Can you arrange every line of the records below as a Markdown table with the columns "Row" and "Entry," numbering each row and skipping blank lines? Leave out the pictures.

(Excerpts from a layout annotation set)
-=-=-=-=-
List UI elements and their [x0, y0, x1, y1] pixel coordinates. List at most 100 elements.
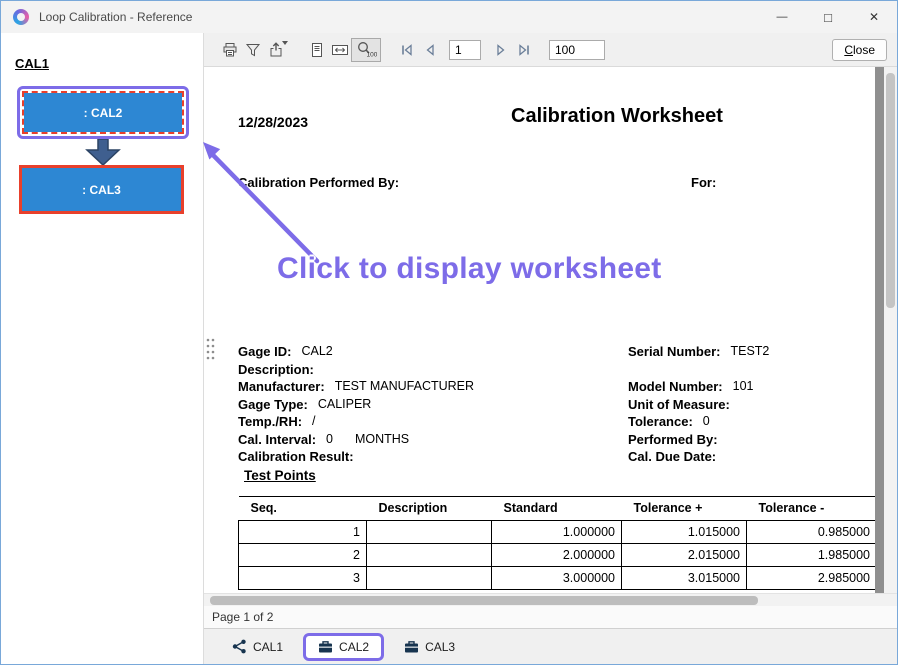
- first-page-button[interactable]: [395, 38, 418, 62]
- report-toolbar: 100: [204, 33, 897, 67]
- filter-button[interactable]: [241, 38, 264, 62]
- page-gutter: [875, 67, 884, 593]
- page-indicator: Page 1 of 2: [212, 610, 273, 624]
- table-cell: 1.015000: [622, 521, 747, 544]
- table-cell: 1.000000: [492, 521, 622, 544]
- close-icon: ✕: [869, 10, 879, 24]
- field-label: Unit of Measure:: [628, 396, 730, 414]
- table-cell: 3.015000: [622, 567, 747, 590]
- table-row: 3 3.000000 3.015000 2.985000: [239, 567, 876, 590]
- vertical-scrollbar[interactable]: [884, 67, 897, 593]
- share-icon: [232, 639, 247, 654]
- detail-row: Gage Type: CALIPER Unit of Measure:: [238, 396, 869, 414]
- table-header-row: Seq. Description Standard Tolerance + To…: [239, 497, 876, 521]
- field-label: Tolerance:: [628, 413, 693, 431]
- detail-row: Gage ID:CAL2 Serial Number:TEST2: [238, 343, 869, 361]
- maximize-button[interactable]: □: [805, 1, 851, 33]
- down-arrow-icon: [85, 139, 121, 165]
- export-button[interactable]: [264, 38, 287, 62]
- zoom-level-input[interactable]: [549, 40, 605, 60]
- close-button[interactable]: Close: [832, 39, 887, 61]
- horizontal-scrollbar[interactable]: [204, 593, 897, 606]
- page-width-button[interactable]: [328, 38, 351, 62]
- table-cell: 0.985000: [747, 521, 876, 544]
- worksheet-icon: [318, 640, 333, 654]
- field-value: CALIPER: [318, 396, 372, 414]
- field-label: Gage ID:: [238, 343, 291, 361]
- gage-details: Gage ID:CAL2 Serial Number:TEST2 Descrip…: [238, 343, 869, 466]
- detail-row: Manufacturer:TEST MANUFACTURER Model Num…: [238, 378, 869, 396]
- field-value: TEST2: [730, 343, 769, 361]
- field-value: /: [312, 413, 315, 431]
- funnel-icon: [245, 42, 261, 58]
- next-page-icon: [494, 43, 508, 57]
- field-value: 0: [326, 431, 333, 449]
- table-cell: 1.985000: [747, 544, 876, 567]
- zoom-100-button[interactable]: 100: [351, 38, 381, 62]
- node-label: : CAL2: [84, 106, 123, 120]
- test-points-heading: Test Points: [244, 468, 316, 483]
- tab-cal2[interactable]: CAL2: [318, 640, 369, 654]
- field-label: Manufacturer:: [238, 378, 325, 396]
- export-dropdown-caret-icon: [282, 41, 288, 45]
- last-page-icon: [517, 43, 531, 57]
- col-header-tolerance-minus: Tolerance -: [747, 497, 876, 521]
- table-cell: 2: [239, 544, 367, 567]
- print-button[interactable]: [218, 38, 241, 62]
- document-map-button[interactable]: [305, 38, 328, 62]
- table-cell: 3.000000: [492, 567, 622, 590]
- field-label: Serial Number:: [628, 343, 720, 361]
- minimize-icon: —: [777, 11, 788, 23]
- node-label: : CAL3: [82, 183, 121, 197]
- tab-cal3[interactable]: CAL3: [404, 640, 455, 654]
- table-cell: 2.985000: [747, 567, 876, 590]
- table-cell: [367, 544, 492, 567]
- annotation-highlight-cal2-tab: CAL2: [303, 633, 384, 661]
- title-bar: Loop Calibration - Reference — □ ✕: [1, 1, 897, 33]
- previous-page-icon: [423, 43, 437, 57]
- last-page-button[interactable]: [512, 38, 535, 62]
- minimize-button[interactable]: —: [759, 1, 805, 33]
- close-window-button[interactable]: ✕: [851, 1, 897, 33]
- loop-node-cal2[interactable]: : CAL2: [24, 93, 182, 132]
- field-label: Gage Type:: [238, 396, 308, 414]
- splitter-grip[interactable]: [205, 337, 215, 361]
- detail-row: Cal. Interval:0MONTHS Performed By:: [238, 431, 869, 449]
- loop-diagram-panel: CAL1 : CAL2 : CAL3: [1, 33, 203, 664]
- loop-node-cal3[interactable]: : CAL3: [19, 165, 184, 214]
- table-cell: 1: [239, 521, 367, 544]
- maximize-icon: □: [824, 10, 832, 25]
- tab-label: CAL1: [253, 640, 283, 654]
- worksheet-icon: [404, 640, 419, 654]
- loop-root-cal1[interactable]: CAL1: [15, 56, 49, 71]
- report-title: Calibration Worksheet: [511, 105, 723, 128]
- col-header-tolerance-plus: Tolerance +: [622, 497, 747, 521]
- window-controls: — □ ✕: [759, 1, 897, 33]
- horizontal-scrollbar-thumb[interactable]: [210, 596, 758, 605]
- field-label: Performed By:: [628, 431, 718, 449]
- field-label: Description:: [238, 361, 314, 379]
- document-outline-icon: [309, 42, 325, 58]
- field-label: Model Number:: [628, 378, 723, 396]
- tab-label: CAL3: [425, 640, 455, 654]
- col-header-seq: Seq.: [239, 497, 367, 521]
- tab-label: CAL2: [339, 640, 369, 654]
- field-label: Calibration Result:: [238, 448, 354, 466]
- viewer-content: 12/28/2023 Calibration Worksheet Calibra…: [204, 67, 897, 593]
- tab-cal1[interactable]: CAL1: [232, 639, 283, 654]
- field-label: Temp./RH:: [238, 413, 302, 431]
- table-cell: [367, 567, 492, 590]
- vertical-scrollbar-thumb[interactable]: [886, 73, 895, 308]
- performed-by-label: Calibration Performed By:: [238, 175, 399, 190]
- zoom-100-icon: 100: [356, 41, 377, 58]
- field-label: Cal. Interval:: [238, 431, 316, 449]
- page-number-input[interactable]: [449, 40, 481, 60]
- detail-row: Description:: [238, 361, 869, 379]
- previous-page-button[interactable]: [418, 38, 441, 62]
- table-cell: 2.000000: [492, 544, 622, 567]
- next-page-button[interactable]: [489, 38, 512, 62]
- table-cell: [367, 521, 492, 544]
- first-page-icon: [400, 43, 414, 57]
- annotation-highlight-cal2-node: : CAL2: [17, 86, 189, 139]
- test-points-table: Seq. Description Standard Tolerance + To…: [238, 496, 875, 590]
-=-=-=-=-
• _Answer to this exercise_
| Row | Entry |
|---|---|
| 1 | List UI elements and their [x0, y0, x1, y1] pixel coordinates. List at most 100 elements. |
| 2 | - first-page-button[interactable]: [395, 38, 418, 62] |
| 3 | - report-toolbar: 100: [204, 33, 897, 67] |
| 4 | - filter-button[interactable]: [241, 38, 264, 62] |
| 5 | - page-gutter: [875, 67, 884, 593] |
| 6 | - page-indicator: Page 1 of 2: [212, 610, 273, 624] |
| 7 | - table-cell: 1.015000: [622, 521, 747, 544] |
| 8 | - table-cell: 1.000000: [492, 521, 622, 544] |
| 9 | - close-icon: ✕: [869, 10, 879, 24] |
| 10 | - field-label: Unit of Measure:: [628, 396, 730, 414] |
| 11 | - table-cell: 3.015000: [622, 567, 747, 590] |
| 12 | - table-row: 3 3.000000 3.015000 2.985000: [239, 567, 876, 590] |
| 13 | - vertical-scrollbar[interactable]: [884, 67, 897, 593] |
| 14 | - share-icon: [232, 639, 247, 654] |
| 15 | - detail-row: Gage Type: CALIPER Unit of Measure:: [238, 396, 869, 414] |
| 16 | - table-header-row: Seq. Description Standard Tolerance + To…: [239, 497, 876, 521] |
| 17 | - field-label: Tolerance:: [628, 413, 693, 431] |
| 18 | - detail-row: Gage ID:CAL2 Serial Number:TEST2: [238, 343, 869, 361] |
| 19 | - maximize-button[interactable]: □: [805, 1, 851, 33] |
| 20 | - down-arrow-icon: [85, 139, 121, 165] |
| 21 | - export-button[interactable]: [264, 38, 287, 62] |
| 22 | - zoom-level-input[interactable]: [549, 40, 605, 60] |
| 23 | - close-button[interactable]: Close: [832, 39, 887, 61] |
| 24 | - horizontal-scrollbar[interactable]: [204, 593, 897, 606] |
| 25 | - page-width-button[interactable]: [328, 38, 351, 62] |
| 26 | - table-cell: 0.985000: [747, 521, 876, 544] |
| 27 | - worksheet-icon: [318, 640, 333, 654] |
| 28 | - field-value: CALIPER: [318, 396, 372, 414] |
| 29 | - field-label: Gage ID:: [238, 343, 291, 361] |
| 30 | - gage-details: Gage ID:CAL2 Serial Number:TEST2 Descrip…: [238, 343, 869, 466] |
| 31 | - detail-row: Manufacturer:TEST MANUFACTURER Model Num…: [238, 378, 869, 396] |
| 32 | - field-value: TEST2: [730, 343, 769, 361] |
| 33 | - field-value: /: [312, 413, 315, 431] |
| 34 | - funnel-icon: [245, 42, 261, 58] |
| 35 | - next-page-icon: [494, 43, 508, 57] |
| 36 | - field-value: 0: [326, 431, 333, 449] |
| 37 | - table-cell: 1.985000: [747, 544, 876, 567] |
| 38 | - zoom-100-button[interactable]: 100: [351, 38, 381, 62] |
| 39 | - node-label: : CAL2: [84, 106, 123, 120] |
| 40 | - test-points-heading: Test Points: [244, 468, 316, 483] |
| 41 | - tab-cal2[interactable]: CAL2: [318, 640, 369, 654] |
| 42 | - field-label: Manufacturer:: [238, 378, 325, 396] |
| 43 | - export-dropdown-caret-icon: [282, 41, 288, 45] |
| 44 | - last-page-icon: [517, 43, 531, 57] |
| 45 | - col-header-tolerance-minus: Tolerance -: [747, 497, 876, 521] |
| 46 | - table-cell: 2: [239, 544, 367, 567] |
| 47 | - print-button[interactable]: [218, 38, 241, 62] |
| 48 | - document-map-button[interactable]: [305, 38, 328, 62] |
| 49 | - table-cell: 3.000000: [492, 567, 622, 590] |
| 50 | - field-label: Serial Number:: [628, 343, 720, 361] |
| 51 | - minimize-icon: —: [777, 11, 788, 23] |
| 52 | - node-label: : CAL3: [82, 183, 121, 197] |
| 53 | - tab-cal3[interactable]: CAL3: [404, 640, 455, 654] |
| 54 | - table-cell: 2.985000: [747, 567, 876, 590] |
| 55 | - table-cell: [367, 544, 492, 567] |
| 56 | - annotation-highlight-cal2-tab: CAL2: [303, 633, 384, 661] |
| 57 | - title-bar: Loop Calibration - Reference — □ ✕: [1, 1, 897, 33] |
| 58 | - previous-page-icon: [423, 43, 437, 57] |
| 59 | - last-page-button[interactable]: [512, 38, 535, 62] |
| 60 | - minimize-button[interactable]: —: [759, 1, 805, 33] |
| 61 | - close-window-button[interactable]: ✕: [851, 1, 897, 33] |
| 62 | - loop-node-cal2[interactable]: : CAL2: [24, 93, 182, 132] |
| 63 | - field-label: Gage Type:: [238, 396, 308, 414] |
| 64 | - splitter-grip[interactable]: [205, 337, 215, 361] |
| 65 | - detail-row: Cal. Interval:0MONTHS Performed By:: [238, 431, 869, 449] |
| 66 | - loop-diagram-panel: CAL1 : CAL2 : CAL3: [1, 33, 203, 664] |
| 67 | - loop-node-cal3[interactable]: : CAL3: [19, 165, 184, 214] |
| 68 | - table-cell: 1: [239, 521, 367, 544] |
| 69 | - maximize-icon: □: [824, 10, 832, 25] |
| 70 | - tab-label: CAL1: [253, 640, 283, 654] |
| 71 | - worksheet-icon: [404, 640, 419, 654] |
| 72 | - loop-root-cal1[interactable]: CAL1: [15, 56, 49, 71] |
| 73 | - report-title: Calibration Worksheet: [511, 105, 723, 128] |
| 74 | - col-header-tolerance-plus: Tolerance +: [622, 497, 747, 521] |
| 75 | - window-controls: — □ ✕: [759, 1, 897, 33] |
| 76 | - horizontal-scrollbar-thumb[interactable]: [210, 596, 758, 605] |
| 77 | - field-label: Performed By:: [628, 431, 718, 449] |
| 78 | - field-label: Description:: [238, 361, 314, 379] |
| 79 | - document-outline-icon: [309, 42, 325, 58] |
| 80 | - field-label: Model Number:: [628, 378, 723, 396] |
| 81 | - tab-label: CAL3: [425, 640, 455, 654] |
| 82 | - col-header-seq: Seq.: [239, 497, 367, 521] |
| 83 | - tab-label: CAL2: [339, 640, 369, 654] |
| 84 | - field-label: Calibration Result:: [238, 448, 354, 466] |
| 85 | - viewer-content: 12/28/2023 Calibration Worksheet Calibra…: [204, 67, 897, 593] |
| 86 | - tab-cal1[interactable]: CAL1: [232, 639, 283, 654] |
| 87 | - field-label: Temp./RH:: [238, 413, 302, 431] |
| 88 | - table-cell: [367, 567, 492, 590] |
| 89 | - vertical-scrollbar-thumb[interactable]: [886, 73, 895, 308] |
| 90 | - performed-by-label: Calibration Performed By:: [238, 175, 399, 190] |
| 91 | - zoom-100-icon: 100: [356, 41, 377, 58] |
| 92 | - field-label: Cal. Interval:: [238, 431, 316, 449] |
| 93 | - page-number-input[interactable]: [449, 40, 481, 60] |
| 94 | - detail-row: Description:: [238, 361, 869, 379] |
| 95 | - previous-page-button[interactable]: [418, 38, 441, 62] |
| 96 | - table-cell: 2.000000: [492, 544, 622, 567] |
| 97 | - next-page-button[interactable]: [489, 38, 512, 62] |
| 98 | - table-cell: [367, 521, 492, 544] |
| 99 | - first-page-icon: [400, 43, 414, 57] |
| 100 | - annotation-highlight-cal2-node: : CAL2: [17, 86, 189, 139] |
| 101 | - test-points-table: Seq. Description Standard Tolerance + To…: [238, 496, 875, 590] |